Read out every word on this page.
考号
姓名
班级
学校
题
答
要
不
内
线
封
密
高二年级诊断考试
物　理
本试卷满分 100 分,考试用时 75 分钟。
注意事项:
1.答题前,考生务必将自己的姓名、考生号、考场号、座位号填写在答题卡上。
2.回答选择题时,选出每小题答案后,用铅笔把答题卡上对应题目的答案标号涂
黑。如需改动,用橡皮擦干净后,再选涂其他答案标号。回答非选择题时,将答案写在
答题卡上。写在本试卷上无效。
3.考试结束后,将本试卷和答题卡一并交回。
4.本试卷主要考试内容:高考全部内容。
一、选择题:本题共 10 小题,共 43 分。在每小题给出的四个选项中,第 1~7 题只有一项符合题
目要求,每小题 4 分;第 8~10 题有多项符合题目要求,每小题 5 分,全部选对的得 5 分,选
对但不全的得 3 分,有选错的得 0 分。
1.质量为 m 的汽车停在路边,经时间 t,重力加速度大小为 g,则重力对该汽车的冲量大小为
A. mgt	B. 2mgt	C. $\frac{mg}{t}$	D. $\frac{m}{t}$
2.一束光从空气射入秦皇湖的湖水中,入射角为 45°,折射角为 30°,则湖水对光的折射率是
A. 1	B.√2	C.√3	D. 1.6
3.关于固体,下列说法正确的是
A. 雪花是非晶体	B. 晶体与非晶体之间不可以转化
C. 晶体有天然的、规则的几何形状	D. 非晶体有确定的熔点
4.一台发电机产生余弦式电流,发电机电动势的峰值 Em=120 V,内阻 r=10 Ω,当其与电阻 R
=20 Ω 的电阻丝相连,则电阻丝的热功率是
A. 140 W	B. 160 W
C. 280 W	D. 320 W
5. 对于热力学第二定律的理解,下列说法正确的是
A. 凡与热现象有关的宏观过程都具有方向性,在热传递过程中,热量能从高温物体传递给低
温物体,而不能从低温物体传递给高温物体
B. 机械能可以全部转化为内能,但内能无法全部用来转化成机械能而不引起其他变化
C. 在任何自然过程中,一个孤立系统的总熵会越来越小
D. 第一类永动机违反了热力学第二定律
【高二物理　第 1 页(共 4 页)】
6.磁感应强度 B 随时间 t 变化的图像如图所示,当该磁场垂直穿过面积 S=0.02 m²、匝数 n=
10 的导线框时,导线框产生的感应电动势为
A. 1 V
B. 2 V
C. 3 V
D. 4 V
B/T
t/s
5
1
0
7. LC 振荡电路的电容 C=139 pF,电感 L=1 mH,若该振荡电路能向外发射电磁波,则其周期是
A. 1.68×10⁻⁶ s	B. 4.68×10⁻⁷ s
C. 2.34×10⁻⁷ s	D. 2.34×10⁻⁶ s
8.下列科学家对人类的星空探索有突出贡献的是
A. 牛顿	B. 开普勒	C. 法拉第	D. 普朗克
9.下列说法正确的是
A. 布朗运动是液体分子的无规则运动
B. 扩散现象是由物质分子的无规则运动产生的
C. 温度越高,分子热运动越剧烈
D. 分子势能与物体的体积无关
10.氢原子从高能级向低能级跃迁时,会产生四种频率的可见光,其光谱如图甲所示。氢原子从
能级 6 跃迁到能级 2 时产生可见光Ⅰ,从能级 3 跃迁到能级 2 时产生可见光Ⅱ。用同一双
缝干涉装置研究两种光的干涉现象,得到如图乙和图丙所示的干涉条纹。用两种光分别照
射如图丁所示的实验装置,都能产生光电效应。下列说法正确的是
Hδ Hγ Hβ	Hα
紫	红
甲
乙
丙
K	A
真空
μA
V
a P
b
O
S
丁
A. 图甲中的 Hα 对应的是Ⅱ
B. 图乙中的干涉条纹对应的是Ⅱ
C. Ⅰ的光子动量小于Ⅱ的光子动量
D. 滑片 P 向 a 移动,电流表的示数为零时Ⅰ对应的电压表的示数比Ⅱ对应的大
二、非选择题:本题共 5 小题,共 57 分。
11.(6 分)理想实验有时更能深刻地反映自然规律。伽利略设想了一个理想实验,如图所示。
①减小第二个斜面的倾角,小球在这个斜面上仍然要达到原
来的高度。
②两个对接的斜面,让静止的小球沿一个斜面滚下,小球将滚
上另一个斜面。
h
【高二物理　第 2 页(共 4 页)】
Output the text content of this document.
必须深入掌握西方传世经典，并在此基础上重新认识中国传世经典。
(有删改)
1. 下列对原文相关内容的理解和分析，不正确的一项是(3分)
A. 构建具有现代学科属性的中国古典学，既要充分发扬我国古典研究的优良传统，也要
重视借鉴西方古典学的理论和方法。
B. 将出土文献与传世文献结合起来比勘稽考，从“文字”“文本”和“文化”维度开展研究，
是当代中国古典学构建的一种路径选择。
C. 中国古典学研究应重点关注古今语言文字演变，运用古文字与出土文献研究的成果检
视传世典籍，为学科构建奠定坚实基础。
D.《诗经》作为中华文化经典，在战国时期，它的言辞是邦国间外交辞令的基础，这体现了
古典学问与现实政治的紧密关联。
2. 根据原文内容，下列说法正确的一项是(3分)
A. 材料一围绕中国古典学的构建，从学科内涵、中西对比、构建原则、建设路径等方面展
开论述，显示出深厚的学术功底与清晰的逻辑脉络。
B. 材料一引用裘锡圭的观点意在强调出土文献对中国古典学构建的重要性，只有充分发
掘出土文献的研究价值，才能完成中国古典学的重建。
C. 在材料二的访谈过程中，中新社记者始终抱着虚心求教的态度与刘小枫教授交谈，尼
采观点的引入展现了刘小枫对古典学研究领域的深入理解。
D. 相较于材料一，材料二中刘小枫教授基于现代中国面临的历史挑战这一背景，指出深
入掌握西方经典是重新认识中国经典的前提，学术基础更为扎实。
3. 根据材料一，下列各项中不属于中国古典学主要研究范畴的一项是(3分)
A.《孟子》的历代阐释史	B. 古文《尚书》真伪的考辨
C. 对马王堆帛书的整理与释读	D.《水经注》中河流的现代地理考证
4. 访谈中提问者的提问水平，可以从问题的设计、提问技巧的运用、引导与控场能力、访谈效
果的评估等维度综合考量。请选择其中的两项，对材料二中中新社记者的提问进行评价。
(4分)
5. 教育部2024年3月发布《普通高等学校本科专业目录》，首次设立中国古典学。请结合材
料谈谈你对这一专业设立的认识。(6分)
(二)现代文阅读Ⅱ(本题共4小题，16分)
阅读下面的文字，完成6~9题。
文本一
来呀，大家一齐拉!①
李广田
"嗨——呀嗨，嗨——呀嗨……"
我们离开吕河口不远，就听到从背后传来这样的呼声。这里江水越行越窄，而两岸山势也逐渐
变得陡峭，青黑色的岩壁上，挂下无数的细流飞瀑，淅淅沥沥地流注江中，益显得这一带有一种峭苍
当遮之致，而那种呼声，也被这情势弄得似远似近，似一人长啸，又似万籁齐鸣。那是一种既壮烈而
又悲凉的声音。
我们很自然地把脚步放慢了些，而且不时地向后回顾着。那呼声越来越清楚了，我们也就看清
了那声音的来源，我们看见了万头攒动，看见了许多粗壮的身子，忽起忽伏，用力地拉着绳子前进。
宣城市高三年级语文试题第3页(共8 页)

WHAT IS REQUIRED
Without omitting anything, output the entries exactly.

WRITTEN REPLY
Read out every word on this page.
考号
姓名
班级
学校
题
答
要
不
内
线
封
密
高二年级诊断考试
物　理
本试卷满分 100 分,考试用时 75 分钟。
注意事项:
1.答题前,考生务必将自己的姓名、考生号、考场号、座位号填写在答题卡上。
2.回答选择题时,选出每小题答案后,用铅笔把答题卡上对应题目的答案标号涂
黑。如需改动,用橡皮擦干净后,再选涂其他答案标号。回答非选择题时,将答案写在
答题卡上。写在本试卷上无效。
3.考试结束后,将本试卷和答题卡一并交回。
4.本试卷主要考试内容:高考全部内容。
一、选择题:本题共 10 小题,共 43 分。在每小题给出的四个选项中,第 1~7 题只有一项符合题
目要求,每小题 4 分;第 8~10 题有多项符合题目要求,每小题 5 分,全部选对的得 5 分,选
对但不全的得 3 分,有选错的得 0 分。
1.质量为 m 的汽车停在路边,经时间 t,重力加速度大小为 g,则重力对该汽车的冲量大小为
A. mgt	B. 2mgt	C. $\frac{mg}{t}$	D. $\frac{m}{t}$
2.一束光从空气射入秦皇湖的湖水中,入射角为 45°,折射角为 30°,则湖水对光的折射率是
A. 1	B.√2	C.√3	D. 1.6
3.关于固体,下列说法正确的是
A. 雪花是非晶体	B. 晶体与非晶体之间不可以转化
C. 晶体有天然的、规则的几何形状	D. 非晶体有确定的熔点
4.一台发电机产生余弦式电流,发电机电动势的峰值 Em=120 V,内阻 r=10 Ω,当其与电阻 R
=20 Ω 的电阻丝相连,则电阻丝的热功率是
A. 140 W	B. 160 W
C. 280 W	D. 320 W
5. 对于热力学第二定律的理解,下列说法正确的是
A. 凡与热现象有关的宏观过程都具有方向性,在热传递过程中,热量能从高温物体传递给低
温物体,而不能从低温物体传递给高温物体
B. 机械能可以全部转化为内能,但内能无法全部用来转化成机械能而不引起其他变化
C. 在任何自然过程中,一个孤立系统的总熵会越来越小
D. 第一类永动机违反了热力学第二定律
【高二物理　第 1 页(共 4 页)】
6.磁感应强度 B 随时间 t 变化的图像如图所示,当该磁场垂直穿过面积 S=0.02 m²、匝数 n=
10 的导线框时,导线框产生的感应电动势为
A. 1 V
B. 2 V
C. 3 V
D. 4 V
B/T
t/s
5
1
0
7. LC 振荡电路的电容 C=139 pF,电感 L=1 mH,若该振荡电路能向外发射电磁波,则其周期是
A. 1.68×10⁻⁶ s	B. 4.68×10⁻⁷ s
C. 2.34×10⁻⁷ s	D. 2.34×10⁻⁶ s
8.下列科学家对人类的星空探索有突出贡献的是
A. 牛顿	B. 开普勒	C. 法拉第	D. 普朗克
9.下列说法正确的是
A. 布朗运动是液体分子的无规则运动
B. 扩散现象是由物质分子的无规则运动产生的
C. 温度越高,分子热运动越剧烈
D. 分子势能与物体的体积无关
10.氢原子从高能级向低能级跃迁时,会产生四种频率的可见光,其光谱如图甲所示。氢原子从
能级 6 跃迁到能级 2 时产生可见光Ⅰ,从能级 3 跃迁到能级 2 时产生可见光Ⅱ。用同一双
缝干涉装置研究两种光的干涉现象,得到如图乙和图丙所示的干涉条纹。用两种光分别照
射如图丁所示的实验装置,都能产生光电效应。下列说法正确的是
Hδ Hγ Hβ	Hα
紫	红
甲
乙
丙
K	A
真空
μA
V
a P
b
O
S
丁
A. 图甲中的 Hα 对应的是Ⅱ
B. 图乙中的干涉条纹对应的是Ⅱ
C. Ⅰ的光子动量小于Ⅱ的光子动量
D. 滑片 P 向 a 移动,电流表的示数为零时Ⅰ对应的电压表的示数比Ⅱ对应的大
二、非选择题:本题共 5 小题,共 57 分。
11.(6 分)理想实验有时更能深刻地反映自然规律。伽利略设想了一个理想实验,如图所示。
①减小第二个斜面的倾角,小球在这个斜面上仍然要达到原
来的高度。
②两个对接的斜面,让静止的小球沿一个斜面滚下,小球将滚
上另一个斜面。
h
【高二物理　第 2 页(共 4 页)】
Output the text content of this document.
必须深入掌握西方传世经典，并在此基础上重新认识中国传世经典。
(有删改)
1. 下列对原文相关内容的理解和分析，不正确的一项是(3分)
A. 构建具有现代学科属性的中国古典学，既要充分发扬我国古典研究的优良传统，也要
重视借鉴西方古典学的理论和方法。
B. 将出土文献与传世文献结合起来比勘稽考，从“文字”“文本”和“文化”维度开展研究，
是当代中国古典学构建的一种路径选择。
C. 中国古典学研究应重点关注古今语言文字演变，运用古文字与出土文献研究的成果检
视传世典籍，为学科构建奠定坚实基础。
D.《诗经》作为中华文化经典，在战国时期，它的言辞是邦国间外交辞令的基础，这体现了
古典学问与现实政治的紧密关联。
2. 根据原文内容，下列说法正确的一项是(3分)
A. 材料一围绕中国古典学的构建，从学科内涵、中西对比、构建原则、建设路径等方面展
开论述，显示出深厚的学术功底与清晰的逻辑脉络。
B. 材料一引用裘锡圭的观点意在强调出土文献对中国古典学构建的重要性，只有充分发
掘出土文献的研究价值，才能完成中国古典学的重建。
C. 在材料二的访谈过程中，中新社记者始终抱着虚心求教的态度与刘小枫教授交谈，尼
采观点的引入展现了刘小枫对古典学研究领域的深入理解。
D. 相较于材料一，材料二中刘小枫教授基于现代中国面临的历史挑战这一背景，指出深
入掌握西方经典是重新认识中国经典的前提，学术基础更为扎实。
3. 根据材料一，下列各项中不属于中国古典学主要研究范畴的一项是(3分)
A.《孟子》的历代阐释史	B. 古文《尚书》真伪的考辨
C. 对马王堆帛书的整理与释读	D.《水经注》中河流的现代地理考证
4. 访谈中提问者的提问水平，可以从问题的设计、提问技巧的运用、引导与控场能力、访谈效
果的评估等维度综合考量。请选择其中的两项，对材料二中中新社记者的提问进行评价。
(4分)
5. 教育部2024年3月发布《普通高等学校本科专业目录》，首次设立中国古典学。请结合材
料谈谈你对这一专业设立的认识。(6分)
(二)现代文阅读Ⅱ(本题共4小题，16分)
阅读下面的文字，完成6~9题。
文本一
来呀，大家一齐拉!①
李广田
"嗨——呀嗨，嗨——呀嗨……"
我们离开吕河口不远，就听到从背后传来这样的呼声。这里江水越行越窄，而两岸山势也逐渐
变得陡峭，青黑色的岩壁上，挂下无数的细流飞瀑，淅淅沥沥地流注江中，益显得这一带有一种峭苍
当遮之致，而那种呼声，也被这情势弄得似远似近，似一人长啸，又似万籁齐鸣。那是一种既壮烈而
又悲凉的声音。
我们很自然地把脚步放慢了些，而且不时地向后回顾着。那呼声越来越清楚了，我们也就看清
了那声音的来源，我们看见了万头攒动，看见了许多粗壮的身子，忽起忽伏，用力地拉着绳子前进。
宣城市高三年级语文试题第3页(共8 页)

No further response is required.